Exercise instructions >>
Please output the entries below from the line that contains "What does this" through the final line, reproduced exactly and alone.
═══ Information shown ═══
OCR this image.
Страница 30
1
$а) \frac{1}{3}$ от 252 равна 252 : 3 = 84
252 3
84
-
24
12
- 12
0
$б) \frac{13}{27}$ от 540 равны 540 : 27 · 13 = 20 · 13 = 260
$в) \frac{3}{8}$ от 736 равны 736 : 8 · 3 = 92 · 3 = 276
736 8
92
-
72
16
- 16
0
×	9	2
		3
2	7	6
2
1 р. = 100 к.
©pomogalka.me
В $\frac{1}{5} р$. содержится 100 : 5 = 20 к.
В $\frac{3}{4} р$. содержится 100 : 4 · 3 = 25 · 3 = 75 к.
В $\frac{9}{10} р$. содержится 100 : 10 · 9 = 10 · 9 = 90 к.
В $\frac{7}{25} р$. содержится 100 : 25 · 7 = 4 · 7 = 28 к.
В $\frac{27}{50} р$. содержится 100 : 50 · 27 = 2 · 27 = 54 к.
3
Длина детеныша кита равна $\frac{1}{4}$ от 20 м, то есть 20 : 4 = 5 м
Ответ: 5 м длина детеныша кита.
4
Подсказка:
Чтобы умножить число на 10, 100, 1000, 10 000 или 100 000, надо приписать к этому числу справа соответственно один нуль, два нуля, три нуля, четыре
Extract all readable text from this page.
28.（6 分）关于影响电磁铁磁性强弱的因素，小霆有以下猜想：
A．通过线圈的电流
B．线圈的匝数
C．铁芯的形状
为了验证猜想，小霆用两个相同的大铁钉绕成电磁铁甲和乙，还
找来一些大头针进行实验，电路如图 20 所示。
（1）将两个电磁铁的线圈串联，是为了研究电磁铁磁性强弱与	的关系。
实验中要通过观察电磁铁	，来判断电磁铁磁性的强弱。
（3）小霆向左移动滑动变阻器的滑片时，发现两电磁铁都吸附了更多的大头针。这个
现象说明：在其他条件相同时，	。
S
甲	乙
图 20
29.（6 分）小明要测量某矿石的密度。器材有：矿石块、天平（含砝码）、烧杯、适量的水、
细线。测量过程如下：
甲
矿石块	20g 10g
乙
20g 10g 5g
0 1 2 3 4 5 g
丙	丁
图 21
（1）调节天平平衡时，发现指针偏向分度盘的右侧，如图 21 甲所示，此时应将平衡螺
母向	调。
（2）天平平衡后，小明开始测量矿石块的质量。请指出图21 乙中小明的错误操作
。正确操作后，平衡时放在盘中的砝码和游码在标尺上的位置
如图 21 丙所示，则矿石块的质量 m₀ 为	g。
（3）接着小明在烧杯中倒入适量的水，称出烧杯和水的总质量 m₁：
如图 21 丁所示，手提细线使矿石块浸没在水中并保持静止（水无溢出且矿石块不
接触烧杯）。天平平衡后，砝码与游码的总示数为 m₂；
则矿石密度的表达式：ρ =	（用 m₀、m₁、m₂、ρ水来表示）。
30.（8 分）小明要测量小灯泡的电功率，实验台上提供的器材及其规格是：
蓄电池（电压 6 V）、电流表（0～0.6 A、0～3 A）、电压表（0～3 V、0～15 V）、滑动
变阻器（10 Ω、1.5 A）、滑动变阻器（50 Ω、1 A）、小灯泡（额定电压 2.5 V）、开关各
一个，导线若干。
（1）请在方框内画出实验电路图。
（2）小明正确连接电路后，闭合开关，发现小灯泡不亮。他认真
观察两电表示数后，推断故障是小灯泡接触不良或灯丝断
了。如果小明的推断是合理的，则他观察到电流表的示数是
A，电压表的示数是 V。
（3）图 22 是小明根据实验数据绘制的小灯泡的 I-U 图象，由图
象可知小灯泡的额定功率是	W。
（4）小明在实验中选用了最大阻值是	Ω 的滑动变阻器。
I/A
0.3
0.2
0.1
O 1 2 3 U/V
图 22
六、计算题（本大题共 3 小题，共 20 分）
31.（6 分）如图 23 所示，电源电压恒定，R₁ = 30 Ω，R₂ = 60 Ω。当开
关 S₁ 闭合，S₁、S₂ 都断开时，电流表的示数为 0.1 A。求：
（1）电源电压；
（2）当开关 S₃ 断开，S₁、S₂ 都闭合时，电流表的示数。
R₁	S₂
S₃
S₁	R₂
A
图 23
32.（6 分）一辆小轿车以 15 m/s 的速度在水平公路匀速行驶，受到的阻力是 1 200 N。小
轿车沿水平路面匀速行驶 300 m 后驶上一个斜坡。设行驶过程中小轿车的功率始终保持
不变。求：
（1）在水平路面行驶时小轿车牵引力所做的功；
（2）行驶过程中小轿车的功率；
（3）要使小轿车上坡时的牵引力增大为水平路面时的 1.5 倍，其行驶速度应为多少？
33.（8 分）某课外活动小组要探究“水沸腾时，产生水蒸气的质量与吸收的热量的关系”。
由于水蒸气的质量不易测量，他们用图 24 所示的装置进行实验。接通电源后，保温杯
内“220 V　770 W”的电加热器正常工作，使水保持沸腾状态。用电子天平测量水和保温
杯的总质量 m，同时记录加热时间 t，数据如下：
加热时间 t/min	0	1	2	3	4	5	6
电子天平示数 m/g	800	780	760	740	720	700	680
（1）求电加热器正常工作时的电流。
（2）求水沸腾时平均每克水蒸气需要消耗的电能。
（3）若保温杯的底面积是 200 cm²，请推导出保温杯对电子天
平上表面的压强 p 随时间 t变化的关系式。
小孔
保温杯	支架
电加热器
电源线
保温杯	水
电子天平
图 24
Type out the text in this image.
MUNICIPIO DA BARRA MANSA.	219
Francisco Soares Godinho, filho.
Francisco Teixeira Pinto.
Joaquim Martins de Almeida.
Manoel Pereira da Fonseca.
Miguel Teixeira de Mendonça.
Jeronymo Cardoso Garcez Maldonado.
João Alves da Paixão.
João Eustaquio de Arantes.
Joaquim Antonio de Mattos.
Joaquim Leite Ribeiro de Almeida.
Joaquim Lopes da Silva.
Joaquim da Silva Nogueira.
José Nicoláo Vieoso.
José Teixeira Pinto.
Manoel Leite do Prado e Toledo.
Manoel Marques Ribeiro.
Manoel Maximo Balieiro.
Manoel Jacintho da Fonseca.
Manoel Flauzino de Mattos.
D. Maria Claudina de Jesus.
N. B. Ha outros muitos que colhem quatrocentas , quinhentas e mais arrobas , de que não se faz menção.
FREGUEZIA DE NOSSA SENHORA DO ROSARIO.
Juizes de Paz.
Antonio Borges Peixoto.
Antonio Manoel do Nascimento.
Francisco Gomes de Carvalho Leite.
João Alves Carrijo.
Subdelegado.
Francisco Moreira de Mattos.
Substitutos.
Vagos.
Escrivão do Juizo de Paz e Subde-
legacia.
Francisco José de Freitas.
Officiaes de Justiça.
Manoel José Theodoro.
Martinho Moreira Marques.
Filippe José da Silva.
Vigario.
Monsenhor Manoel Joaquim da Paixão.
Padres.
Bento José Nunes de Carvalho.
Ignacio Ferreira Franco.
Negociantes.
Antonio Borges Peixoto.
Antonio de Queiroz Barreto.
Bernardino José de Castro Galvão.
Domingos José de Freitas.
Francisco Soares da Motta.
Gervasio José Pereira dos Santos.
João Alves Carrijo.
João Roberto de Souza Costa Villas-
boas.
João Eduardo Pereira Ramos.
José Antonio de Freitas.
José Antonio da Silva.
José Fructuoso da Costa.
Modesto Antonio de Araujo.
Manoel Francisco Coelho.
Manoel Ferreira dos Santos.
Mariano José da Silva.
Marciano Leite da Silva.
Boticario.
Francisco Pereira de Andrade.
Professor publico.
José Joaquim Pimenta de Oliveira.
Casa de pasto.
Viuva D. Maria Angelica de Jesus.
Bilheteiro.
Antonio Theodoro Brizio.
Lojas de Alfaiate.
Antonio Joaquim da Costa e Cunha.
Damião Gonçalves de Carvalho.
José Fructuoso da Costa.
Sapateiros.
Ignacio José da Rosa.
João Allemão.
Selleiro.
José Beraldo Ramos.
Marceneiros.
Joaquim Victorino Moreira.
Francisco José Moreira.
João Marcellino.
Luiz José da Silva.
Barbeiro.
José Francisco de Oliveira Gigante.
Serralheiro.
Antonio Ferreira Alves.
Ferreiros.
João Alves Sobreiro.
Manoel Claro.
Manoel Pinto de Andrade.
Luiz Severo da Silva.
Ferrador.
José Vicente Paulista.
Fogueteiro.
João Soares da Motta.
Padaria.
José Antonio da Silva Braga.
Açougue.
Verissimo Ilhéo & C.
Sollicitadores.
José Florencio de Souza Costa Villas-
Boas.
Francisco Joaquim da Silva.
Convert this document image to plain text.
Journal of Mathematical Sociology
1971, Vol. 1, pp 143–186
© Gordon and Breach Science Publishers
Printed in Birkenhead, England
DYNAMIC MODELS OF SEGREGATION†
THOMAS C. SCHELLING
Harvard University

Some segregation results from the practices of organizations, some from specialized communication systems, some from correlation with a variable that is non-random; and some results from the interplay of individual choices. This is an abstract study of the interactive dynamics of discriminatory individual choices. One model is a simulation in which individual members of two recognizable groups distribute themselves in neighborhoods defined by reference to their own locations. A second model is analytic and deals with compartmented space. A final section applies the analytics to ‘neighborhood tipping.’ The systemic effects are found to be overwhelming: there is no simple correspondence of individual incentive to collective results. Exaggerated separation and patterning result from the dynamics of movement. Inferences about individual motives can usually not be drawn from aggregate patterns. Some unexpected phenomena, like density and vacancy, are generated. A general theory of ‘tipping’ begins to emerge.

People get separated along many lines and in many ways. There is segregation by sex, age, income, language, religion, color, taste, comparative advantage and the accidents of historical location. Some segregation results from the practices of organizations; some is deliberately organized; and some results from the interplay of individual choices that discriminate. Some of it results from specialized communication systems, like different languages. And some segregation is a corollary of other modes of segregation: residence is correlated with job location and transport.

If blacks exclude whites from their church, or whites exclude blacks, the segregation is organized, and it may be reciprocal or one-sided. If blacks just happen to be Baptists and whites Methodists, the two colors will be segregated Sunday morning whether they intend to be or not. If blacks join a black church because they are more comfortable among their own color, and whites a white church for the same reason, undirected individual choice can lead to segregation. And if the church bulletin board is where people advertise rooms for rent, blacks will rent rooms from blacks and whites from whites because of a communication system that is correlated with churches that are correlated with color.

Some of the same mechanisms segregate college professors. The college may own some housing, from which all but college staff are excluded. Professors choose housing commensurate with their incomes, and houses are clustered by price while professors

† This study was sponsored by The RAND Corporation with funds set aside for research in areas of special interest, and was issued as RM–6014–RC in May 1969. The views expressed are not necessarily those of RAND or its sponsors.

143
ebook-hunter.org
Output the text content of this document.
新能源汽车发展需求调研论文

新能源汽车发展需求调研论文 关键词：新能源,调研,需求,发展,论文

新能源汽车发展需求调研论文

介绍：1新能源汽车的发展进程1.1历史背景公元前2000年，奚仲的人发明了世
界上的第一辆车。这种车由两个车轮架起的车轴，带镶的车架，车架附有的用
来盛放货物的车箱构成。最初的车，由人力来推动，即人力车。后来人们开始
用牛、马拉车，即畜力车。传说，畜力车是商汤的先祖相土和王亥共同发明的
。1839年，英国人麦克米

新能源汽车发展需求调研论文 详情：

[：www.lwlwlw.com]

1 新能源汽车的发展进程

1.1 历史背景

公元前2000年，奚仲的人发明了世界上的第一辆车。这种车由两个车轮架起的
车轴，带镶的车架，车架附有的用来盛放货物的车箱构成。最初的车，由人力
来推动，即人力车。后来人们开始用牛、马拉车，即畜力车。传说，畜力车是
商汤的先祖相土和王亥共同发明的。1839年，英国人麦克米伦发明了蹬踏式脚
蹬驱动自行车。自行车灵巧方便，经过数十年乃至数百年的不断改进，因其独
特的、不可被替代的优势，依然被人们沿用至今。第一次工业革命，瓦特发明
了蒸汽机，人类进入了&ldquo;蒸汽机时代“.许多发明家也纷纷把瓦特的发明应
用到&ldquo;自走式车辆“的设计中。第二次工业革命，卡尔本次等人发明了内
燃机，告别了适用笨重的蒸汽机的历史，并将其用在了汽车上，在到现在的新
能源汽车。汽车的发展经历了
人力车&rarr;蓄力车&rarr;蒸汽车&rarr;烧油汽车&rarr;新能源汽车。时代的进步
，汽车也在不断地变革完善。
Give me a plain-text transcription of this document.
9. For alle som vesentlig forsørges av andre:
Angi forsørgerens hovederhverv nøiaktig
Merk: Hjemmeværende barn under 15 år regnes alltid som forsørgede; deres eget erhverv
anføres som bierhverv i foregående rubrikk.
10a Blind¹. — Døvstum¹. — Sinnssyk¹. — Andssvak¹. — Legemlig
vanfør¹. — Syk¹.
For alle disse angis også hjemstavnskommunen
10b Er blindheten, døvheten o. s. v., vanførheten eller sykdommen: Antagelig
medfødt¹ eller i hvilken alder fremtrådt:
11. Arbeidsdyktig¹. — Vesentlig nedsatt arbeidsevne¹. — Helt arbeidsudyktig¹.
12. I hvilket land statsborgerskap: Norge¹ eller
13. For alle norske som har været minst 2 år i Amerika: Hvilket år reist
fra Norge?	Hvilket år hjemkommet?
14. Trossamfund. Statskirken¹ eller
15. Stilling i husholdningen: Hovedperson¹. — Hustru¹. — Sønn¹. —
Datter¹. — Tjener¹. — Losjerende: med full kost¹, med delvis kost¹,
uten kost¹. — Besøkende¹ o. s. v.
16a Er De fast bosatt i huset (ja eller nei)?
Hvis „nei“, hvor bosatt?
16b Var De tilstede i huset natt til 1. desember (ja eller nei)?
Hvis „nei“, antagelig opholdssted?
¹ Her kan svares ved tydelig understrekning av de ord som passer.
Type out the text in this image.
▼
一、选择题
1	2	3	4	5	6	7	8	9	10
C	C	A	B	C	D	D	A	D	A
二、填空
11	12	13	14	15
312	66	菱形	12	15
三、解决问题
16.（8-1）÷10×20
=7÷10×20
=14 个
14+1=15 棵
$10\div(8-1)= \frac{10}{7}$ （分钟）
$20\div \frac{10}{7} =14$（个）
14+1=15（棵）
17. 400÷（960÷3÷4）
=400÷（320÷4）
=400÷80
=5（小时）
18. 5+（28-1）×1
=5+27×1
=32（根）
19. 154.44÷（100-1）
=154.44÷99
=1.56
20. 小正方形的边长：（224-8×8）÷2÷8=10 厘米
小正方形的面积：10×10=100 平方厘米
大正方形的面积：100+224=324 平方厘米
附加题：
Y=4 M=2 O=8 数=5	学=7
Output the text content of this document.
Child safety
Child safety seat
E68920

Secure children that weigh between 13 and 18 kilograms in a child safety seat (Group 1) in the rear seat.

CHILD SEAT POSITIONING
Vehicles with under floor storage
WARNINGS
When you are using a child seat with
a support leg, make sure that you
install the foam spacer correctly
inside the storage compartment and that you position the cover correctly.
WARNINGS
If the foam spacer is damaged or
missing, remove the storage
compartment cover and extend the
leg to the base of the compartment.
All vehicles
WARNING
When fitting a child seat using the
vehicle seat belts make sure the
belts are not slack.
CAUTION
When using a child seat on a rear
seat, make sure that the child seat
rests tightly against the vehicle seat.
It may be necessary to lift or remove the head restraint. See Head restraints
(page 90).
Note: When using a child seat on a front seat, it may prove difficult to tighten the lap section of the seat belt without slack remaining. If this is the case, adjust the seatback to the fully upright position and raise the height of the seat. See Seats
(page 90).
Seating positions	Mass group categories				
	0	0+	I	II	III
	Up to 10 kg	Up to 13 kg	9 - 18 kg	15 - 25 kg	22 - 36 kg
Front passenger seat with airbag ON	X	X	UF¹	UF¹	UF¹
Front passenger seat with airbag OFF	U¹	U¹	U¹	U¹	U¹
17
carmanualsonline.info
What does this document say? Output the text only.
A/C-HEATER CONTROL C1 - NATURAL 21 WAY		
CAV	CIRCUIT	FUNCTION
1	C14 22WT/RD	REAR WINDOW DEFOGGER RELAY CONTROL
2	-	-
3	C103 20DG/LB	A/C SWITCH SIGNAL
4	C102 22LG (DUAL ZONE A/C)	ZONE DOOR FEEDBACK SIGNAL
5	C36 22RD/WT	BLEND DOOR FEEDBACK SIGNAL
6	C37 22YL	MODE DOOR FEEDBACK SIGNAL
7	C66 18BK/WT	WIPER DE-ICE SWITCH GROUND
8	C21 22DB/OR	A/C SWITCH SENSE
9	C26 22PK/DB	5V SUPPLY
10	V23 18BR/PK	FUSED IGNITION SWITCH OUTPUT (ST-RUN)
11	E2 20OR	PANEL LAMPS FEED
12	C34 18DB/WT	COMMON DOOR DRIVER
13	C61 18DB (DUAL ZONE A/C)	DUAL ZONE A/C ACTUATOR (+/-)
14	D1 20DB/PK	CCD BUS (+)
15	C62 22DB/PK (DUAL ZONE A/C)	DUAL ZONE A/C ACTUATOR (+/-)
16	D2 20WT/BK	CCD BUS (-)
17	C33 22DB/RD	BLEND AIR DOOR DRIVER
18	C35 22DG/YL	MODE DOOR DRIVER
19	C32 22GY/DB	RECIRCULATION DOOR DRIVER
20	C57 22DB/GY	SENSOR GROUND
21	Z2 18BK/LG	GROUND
═══
Result for this task >>
What does this document say? Output the text only.
A/C-HEATER CONTROL C1 - NATURAL 21 WAY		
CAV	CIRCUIT	FUNCTION
1	C14 22WT/RD	REAR WINDOW DEFOGGER RELAY CONTROL
2	-	-
3	C103 20DG/LB	A/C SWITCH SIGNAL
4	C102 22LG (DUAL ZONE A/C)	ZONE DOOR FEEDBACK SIGNAL
5	C36 22RD/WT	BLEND DOOR FEEDBACK SIGNAL
6	C37 22YL	MODE DOOR FEEDBACK SIGNAL
7	C66 18BK/WT	WIPER DE-ICE SWITCH GROUND
8	C21 22DB/OR	A/C SWITCH SENSE
9	C26 22PK/DB	5V SUPPLY
10	V23 18BR/PK	FUSED IGNITION SWITCH OUTPUT (ST-RUN)
11	E2 20OR	PANEL LAMPS FEED
12	C34 18DB/WT	COMMON DOOR DRIVER
13	C61 18DB (DUAL ZONE A/C)	DUAL ZONE A/C ACTUATOR (+/-)
14	D1 20DB/PK	CCD BUS (+)
15	C62 22DB/PK (DUAL ZONE A/C)	DUAL ZONE A/C ACTUATOR (+/-)
16	D2 20WT/BK	CCD BUS (-)
17	C33 22DB/RD	BLEND AIR DOOR DRIVER
18	C35 22DG/YL	MODE DOOR DRIVER
19	C32 22GY/DB	RECIRCULATION DOOR DRIVER
20	C57 22DB/GY	SENSOR GROUND
21	Z2 18BK/LG	GROUND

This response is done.